### Stated exercise
Your reply should be a single number: how many lines contain the string "lovforslag".

[Provided records start]

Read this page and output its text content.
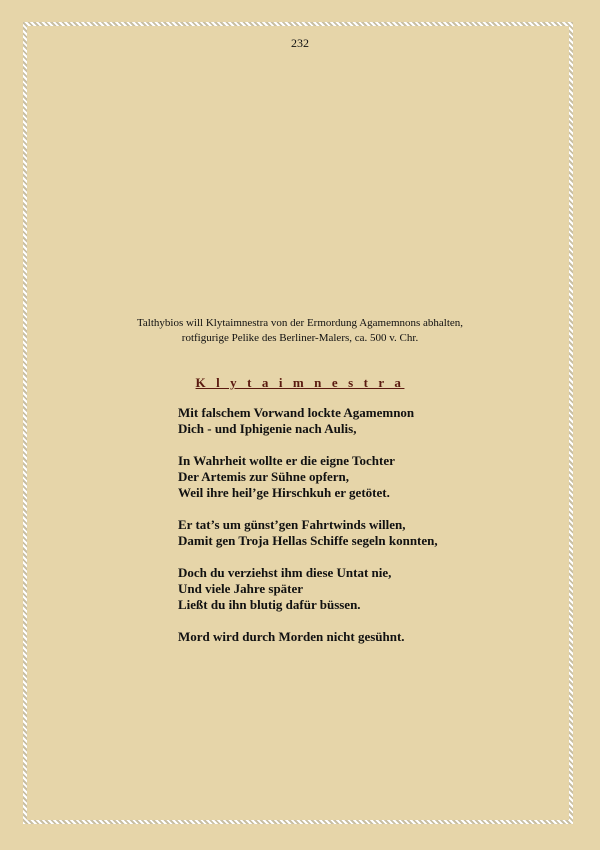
232
Talthybios will Klytaimnestra von der Ermordung Agamemnons abhalten,
rotfigurige Pelike des Berliner-Malers, ca. 500 v. Chr.
K l y t a i m n e s t r a
Mit falschem Vorwand lockte Agamemnon
Dich - und Iphigenie nach Aulis,
In Wahrheit wollte er die eigne Tochter
Der Artemis zur Sühne opfern,
Weil ihre heil’ge Hirschkuh er getötet.
Er tat’s um günst’gen Fahrtwinds willen,
Damit gen Troja Hellas Schiffe segeln konnten,
Doch du verziehst ihm diese Untat nie,
Und viele Jahre später
Ließt du ihn blutig dafür büssen.
Mord wird durch Morden nicht gesühnt.
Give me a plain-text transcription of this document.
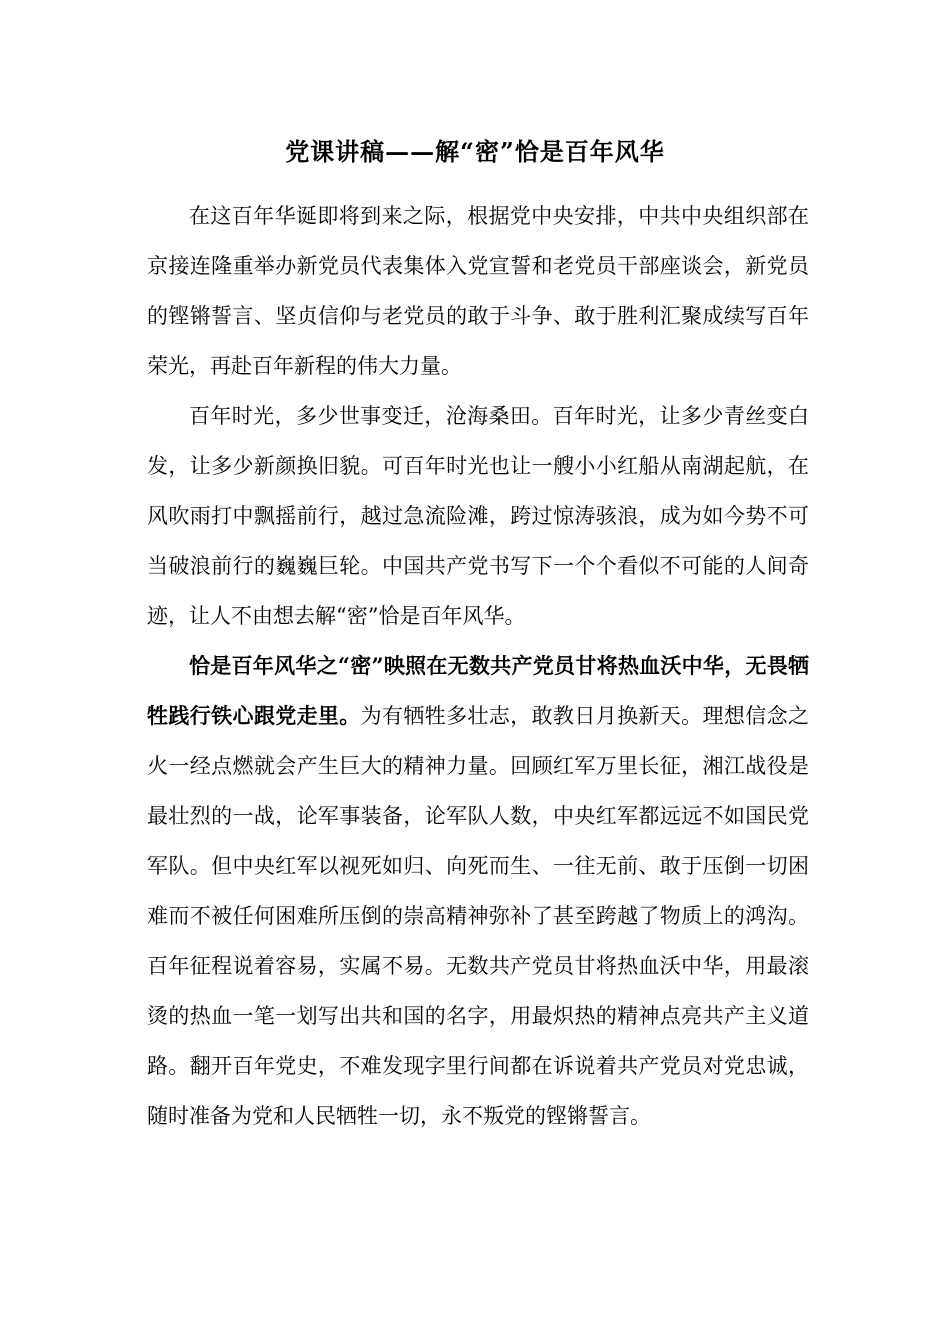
党课讲稿——解“密”恰是百年风华

在这百年华诞即将到来之际，根据党中央安排，中共中央组织部在京接连隆重举办新党员代表集体入党宣誓和老党员干部座谈会，新党员的铿锵誓言、坚贞信仰与老党员的敢于斗争、敢于胜利汇聚成续写百年荣光，再赴百年新程的伟大力量。

百年时光，多少世事变迁，沧海桑田。百年时光，让多少青丝变白发，让多少新颜换旧貌。可百年时光也让一艘小小红船从南湖起航，在风吹雨打中飘摇前行，越过急流险滩，跨过惊涛骇浪，成为如今势不可当破浪前行的巍巍巨轮。中国共产党书写下一个个看似不可能的人间奇迹，让人不由想去解“密”恰是百年风华。

恰是百年风华之“密”映照在无数共产党员甘将热血沃中华，无畏牺牲践行铁心跟党走里。为有牺牲多壮志，敢教日月换新天。理想信念之火一经点燃就会产生巨大的精神力量。回顾红军万里长征，湘江战役是最壮烈的一战，论军事装备，论军队人数，中央红军都远远不如国民党军队。但中央红军以视死如归、向死而生、一往无前、敢于压倒一切困难而不被任何困难所压倒的崇高精神弥补了甚至跨越了物质上的鸿沟。百年征程说着容易，实属不易。无数共产党员甘将热血沃中华，用最滚烫的热血一笔一划写出共和国的名字，用最炽热的精神点亮共产主义道路。翻开百年党史，不难发现字里行间都在诉说着共产党员对党忠诚，随时准备为党和人民牺牲一切，永不叛党的铿锵誓言。
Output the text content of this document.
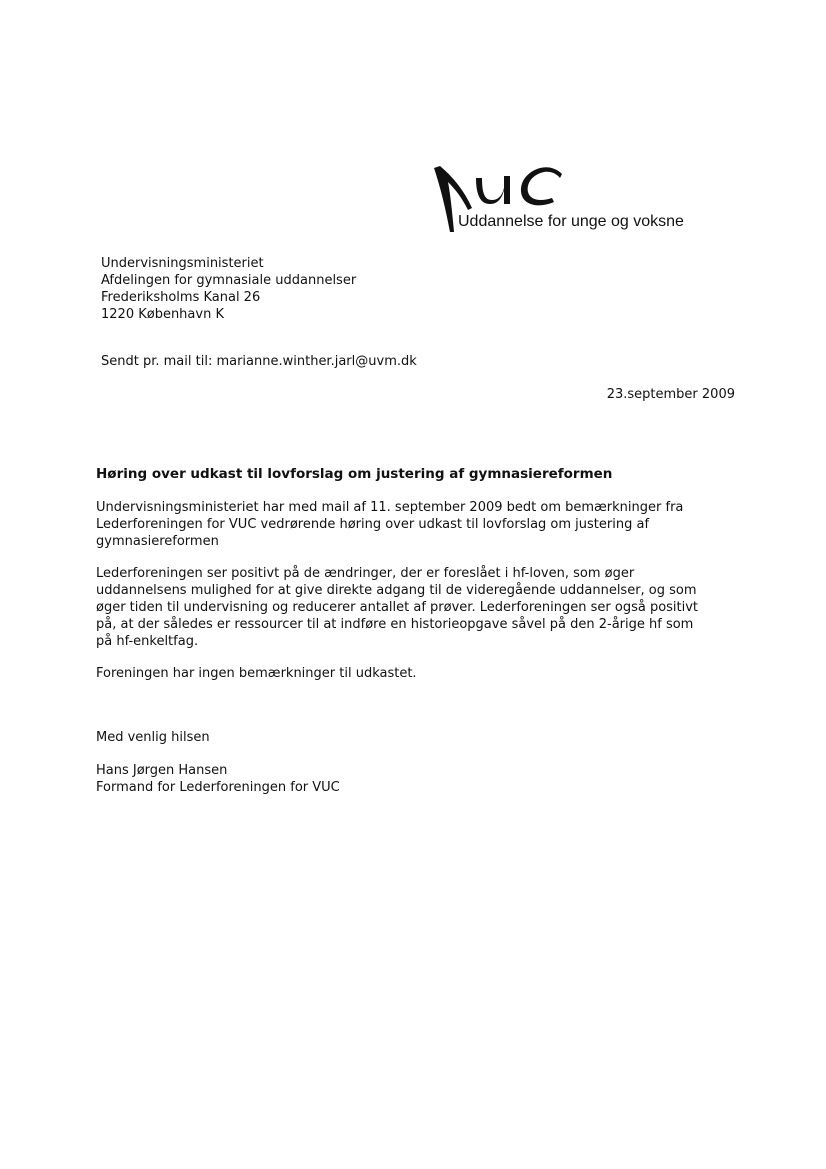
Uddannelse for unge og voksne
Undervisningsministeriet
Afdelingen for gymnasiale uddannelser
Frederiksholms Kanal 26
1220 København K
Sendt pr. mail til: marianne.winther.jarl@uvm.dk
23.september 2009
Høring over udkast til lovforslag om justering af gymnasiereformen
Undervisningsministeriet har med mail af 11. september 2009 bedt om bemærkninger fra
Lederforeningen for VUC vedrørende høring over udkast til lovforslag om justering af
gymnasiereformen
Lederforeningen ser positivt på de ændringer, der er foreslået i hf-loven, som øger
uddannelsens mulighed for at give direkte adgang til de videregående uddannelser, og som
øger tiden til undervisning og reducerer antallet af prøver. Lederforeningen ser også positivt
på, at der således er ressourcer til at indføre en historieopgave såvel på den 2-årige hf som
på hf-enkeltfag.
Foreningen har ingen bemærkninger til udkastet.
Med venlig hilsen
Hans Jørgen Hansen
Formand for Lederforeningen for VUC
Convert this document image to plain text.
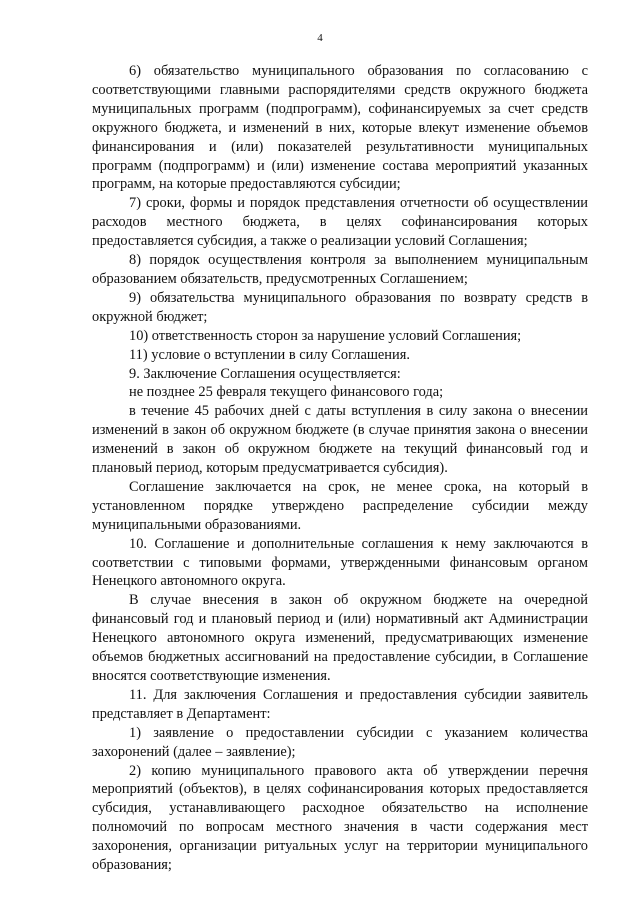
4

6) обязательство муниципального образования по согласованию с соответствующими главными распорядителями средств окружного бюджета муниципальных программ (подпрограмм), софинансируемых за счет средств окружного бюджета, и изменений в них, которые влекут изменение объемов финансирования и (или) показателей результативности муниципальных программ (подпрограмм) и (или) изменение состава мероприятий указанных программ, на которые предоставляются субсидии;

7) сроки, формы и порядок представления отчетности об осуществлении расходов местного бюджета, в целях софинансирования которых предоставляется субсидия, а также о реализации условий Соглашения;

8) порядок осуществления контроля за выполнением муниципальным образованием обязательств, предусмотренных Соглашением;

9) обязательства муниципального образования по возврату средств в окружной бюджет;

10) ответственность сторон за нарушение условий Соглашения;

11) условие о вступлении в силу Соглашения.

9. Заключение Соглашения осуществляется:

не позднее 25 февраля текущего финансового года;

в течение 45 рабочих дней с даты вступления в силу закона о внесении изменений в закон об окружном бюджете (в случае принятия закона о внесении изменений в закон об окружном бюджете на текущий финансовый год и плановый период, которым предусматривается субсидия).

Соглашение заключается на срок, не менее срока, на который в установленном порядке утверждено распределение субсидии между муниципальными образованиями.

10. Соглашение и дополнительные соглашения к нему заключаются в соответствии с типовыми формами, утвержденными финансовым органом Ненецкого автономного округа.

В случае внесения в закон об окружном бюджете на очередной финансовый год и плановый период и (или) нормативный акт Администрации Ненецкого автономного округа изменений, предусматривающих изменение объемов бюджетных ассигнований на предоставление субсидии, в Соглашение вносятся соответствующие изменения.

11. Для заключения Соглашения и предоставления субсидии заявитель представляет в Департамент:

1) заявление о предоставлении субсидии с указанием количества захоронений (далее – заявление);

2) копию муниципального правового акта об утверждении перечня мероприятий (объектов), в целях софинансирования которых предоставляется субсидия, устанавливающего расходное обязательство на исполнение полномочий по вопросам местного значения в части содержания мест захоронения, организации ритуальных услуг на территории муниципального образования;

[Provided records end]

### Full response
2